- _WHAT YOU NEED TO DO_:
Each entry below should be reproduced character for character.

- _PROVIDED RECORDS_:
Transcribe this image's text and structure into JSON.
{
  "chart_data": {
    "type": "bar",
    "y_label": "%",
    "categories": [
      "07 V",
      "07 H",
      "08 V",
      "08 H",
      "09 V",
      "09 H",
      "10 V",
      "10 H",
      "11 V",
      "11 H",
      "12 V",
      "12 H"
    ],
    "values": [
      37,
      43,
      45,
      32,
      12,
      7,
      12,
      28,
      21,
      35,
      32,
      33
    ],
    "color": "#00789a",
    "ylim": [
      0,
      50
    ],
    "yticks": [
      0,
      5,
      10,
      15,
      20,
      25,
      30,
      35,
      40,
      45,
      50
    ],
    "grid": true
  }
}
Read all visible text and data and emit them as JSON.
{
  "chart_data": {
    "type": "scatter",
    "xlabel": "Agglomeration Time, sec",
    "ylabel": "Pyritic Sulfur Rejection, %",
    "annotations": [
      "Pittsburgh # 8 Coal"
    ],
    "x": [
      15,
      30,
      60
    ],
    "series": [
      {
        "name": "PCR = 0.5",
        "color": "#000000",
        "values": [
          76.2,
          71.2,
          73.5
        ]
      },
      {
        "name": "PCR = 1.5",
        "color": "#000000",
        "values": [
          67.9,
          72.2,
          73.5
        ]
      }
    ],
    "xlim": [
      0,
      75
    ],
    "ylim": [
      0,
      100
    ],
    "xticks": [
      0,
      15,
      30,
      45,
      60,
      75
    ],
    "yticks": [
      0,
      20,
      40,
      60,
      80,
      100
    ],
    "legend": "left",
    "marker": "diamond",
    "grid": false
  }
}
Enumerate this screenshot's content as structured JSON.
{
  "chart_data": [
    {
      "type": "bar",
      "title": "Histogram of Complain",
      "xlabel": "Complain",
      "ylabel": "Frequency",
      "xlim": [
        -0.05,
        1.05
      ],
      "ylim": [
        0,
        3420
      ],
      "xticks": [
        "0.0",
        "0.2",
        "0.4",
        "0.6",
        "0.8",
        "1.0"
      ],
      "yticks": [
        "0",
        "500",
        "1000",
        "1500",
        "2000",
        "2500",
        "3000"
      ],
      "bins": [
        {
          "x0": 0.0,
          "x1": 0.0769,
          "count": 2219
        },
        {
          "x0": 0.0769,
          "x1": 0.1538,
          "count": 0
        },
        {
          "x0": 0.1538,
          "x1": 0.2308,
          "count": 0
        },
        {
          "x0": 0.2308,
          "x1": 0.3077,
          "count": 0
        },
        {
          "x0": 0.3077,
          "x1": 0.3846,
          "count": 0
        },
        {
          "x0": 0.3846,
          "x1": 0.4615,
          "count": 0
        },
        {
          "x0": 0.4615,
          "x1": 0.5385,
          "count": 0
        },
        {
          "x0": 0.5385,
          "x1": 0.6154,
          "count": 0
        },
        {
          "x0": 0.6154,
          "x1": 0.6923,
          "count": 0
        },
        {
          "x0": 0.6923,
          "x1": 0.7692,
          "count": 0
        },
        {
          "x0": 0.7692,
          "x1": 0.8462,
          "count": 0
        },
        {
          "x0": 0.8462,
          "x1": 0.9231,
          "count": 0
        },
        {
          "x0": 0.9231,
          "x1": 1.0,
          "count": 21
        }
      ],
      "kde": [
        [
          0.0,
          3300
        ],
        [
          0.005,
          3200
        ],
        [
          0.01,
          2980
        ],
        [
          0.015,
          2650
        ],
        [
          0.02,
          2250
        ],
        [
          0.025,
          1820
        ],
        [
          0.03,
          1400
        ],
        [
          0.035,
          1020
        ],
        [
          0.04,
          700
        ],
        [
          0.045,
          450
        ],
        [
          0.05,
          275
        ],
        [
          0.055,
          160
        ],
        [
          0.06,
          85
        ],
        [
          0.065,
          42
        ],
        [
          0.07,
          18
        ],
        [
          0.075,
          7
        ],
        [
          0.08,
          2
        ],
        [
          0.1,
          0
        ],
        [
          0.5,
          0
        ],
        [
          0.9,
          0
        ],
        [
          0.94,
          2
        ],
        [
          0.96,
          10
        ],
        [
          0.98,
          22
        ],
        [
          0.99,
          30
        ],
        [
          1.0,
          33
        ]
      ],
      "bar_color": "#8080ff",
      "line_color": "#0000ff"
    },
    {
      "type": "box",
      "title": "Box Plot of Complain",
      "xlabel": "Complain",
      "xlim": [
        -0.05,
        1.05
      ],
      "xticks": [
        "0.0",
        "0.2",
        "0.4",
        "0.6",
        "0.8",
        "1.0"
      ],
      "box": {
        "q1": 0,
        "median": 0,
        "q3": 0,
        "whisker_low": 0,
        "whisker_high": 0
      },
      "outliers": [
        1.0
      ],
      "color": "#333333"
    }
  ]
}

- _WORKED ANSWER_:
Transcribe this image's text and structure into JSON.
{
  "chart_data": {
    "type": "bar",
    "y_label": "%",
    "categories": [
      "07 V",
      "07 H",
      "08 V",
      "08 H",
      "09 V",
      "09 H",
      "10 V",
      "10 H",
      "11 V",
      "11 H",
      "12 V",
      "12 H"
    ],
    "values": [
      37,
      43,
      45,
      32,
      12,
      7,
      12,
      28,
      21,
      35,
      32,
      33
    ],
    "color": "#00789a",
    "ylim": [
      0,
      50
    ],
    "yticks": [
      0,
      5,
      10,
      15,
      20,
      25,
      30,
      35,
      40,
      45,
      50
    ],
    "grid": true
  }
}
Read all visible text and data and emit them as JSON.
{
  "chart_data": {
    "type": "scatter",
    "xlabel": "Agglomeration Time, sec",
    "ylabel": "Pyritic Sulfur Rejection, %",
    "annotations": [
      "Pittsburgh # 8 Coal"
    ],
    "x": [
      15,
      30,
      60
    ],
    "series": [
      {
        "name": "PCR = 0.5",
        "color": "#000000",
        "values": [
          76.2,
          71.2,
          73.5
        ]
      },
      {
        "name": "PCR = 1.5",
        "color": "#000000",
        "values": [
          67.9,
          72.2,
          73.5
        ]
      }
    ],
    "xlim": [
      0,
      75
    ],
    "ylim": [
      0,
      100
    ],
    "xticks": [
      0,
      15,
      30,
      45,
      60,
      75
    ],
    "yticks": [
      0,
      20,
      40,
      60,
      80,
      100
    ],
    "legend": "left",
    "marker": "diamond",
    "grid": false
  }
}
Enumerate this screenshot's content as structured JSON.
{
  "chart_data": [
    {
      "type": "bar",
      "title": "Histogram of Complain",
      "xlabel": "Complain",
      "ylabel": "Frequency",
      "xlim": [
        -0.05,
        1.05
      ],
      "ylim": [
        0,
        3420
      ],
      "xticks": [
        "0.0",
        "0.2",
        "0.4",
        "0.6",
        "0.8",
        "1.0"
      ],
      "yticks": [
        "0",
        "500",
        "1000",
        "1500",
        "2000",
        "2500",
        "3000"
      ],
      "bins": [
        {
          "x0": 0.0,
          "x1": 0.0769,
          "count": 2219
        },
        {
          "x0": 0.0769,
          "x1": 0.1538,
          "count": 0
        },
        {
          "x0": 0.1538,
          "x1": 0.2308,
          "count": 0
        },
        {
          "x0": 0.2308,
          "x1": 0.3077,
          "count": 0
        },
        {
          "x0": 0.3077,
          "x1": 0.3846,
          "count": 0
        },
        {
          "x0": 0.3846,
          "x1": 0.4615,
          "count": 0
        },
        {
          "x0": 0.4615,
          "x1": 0.5385,
          "count": 0
        },
        {
          "x0": 0.5385,
          "x1": 0.6154,
          "count": 0
        },
        {
          "x0": 0.6154,
          "x1": 0.6923,
          "count": 0
        },
        {
          "x0": 0.6923,
          "x1": 0.7692,
          "count": 0
        },
        {
          "x0": 0.7692,
          "x1": 0.8462,
          "count": 0
        },
        {
          "x0": 0.8462,
          "x1": 0.9231,
          "count": 0
        },
        {
          "x0": 0.9231,
          "x1": 1.0,
          "count": 21
        }
      ],
      "kde": [
        [
          0.0,
          3300
        ],
        [
          0.005,
          3200
        ],
        [
          0.01,
          2980
        ],
        [
          0.015,
          2650
        ],
        [
          0.02,
          2250
        ],
        [
          0.025,
          1820
        ],
        [
          0.03,
          1400
        ],
        [
          0.035,
          1020
        ],
        [
          0.04,
          700
        ],
        [
          0.045,
          450
        ],
        [
          0.05,
          275
        ],
        [
          0.055,
          160
        ],
        [
          0.06,
          85
        ],
        [
          0.065,
          42
        ],
        [
          0.07,
          18
        ],
        [
          0.075,
          7
        ],
        [
          0.08,
          2
        ],
        [
          0.1,
          0
        ],
        [
          0.5,
          0
        ],
        [
          0.9,
          0
        ],
        [
          0.94,
          2
        ],
        [
          0.96,
          10
        ],
        [
          0.98,
          22
        ],
        [
          0.99,
          30
        ],
        [
          1.0,
          33
        ]
      ],
      "bar_color": "#8080ff",
      "line_color": "#0000ff"
    },
    {
      "type": "box",
      "title": "Box Plot of Complain",
      "xlabel": "Complain",
      "xlim": [
        -0.05,
        1.05
      ],
      "xticks": [
        "0.0",
        "0.2",
        "0.4",
        "0.6",
        "0.8",
        "1.0"
      ],
      "box": {
        "q1": 0,
        "median": 0,
        "q3": 0,
        "whisker_low": 0,
        "whisker_high": 0
      },
      "outliers": [
        1.0
      ],
      "color": "#333333"
    }
  ]
}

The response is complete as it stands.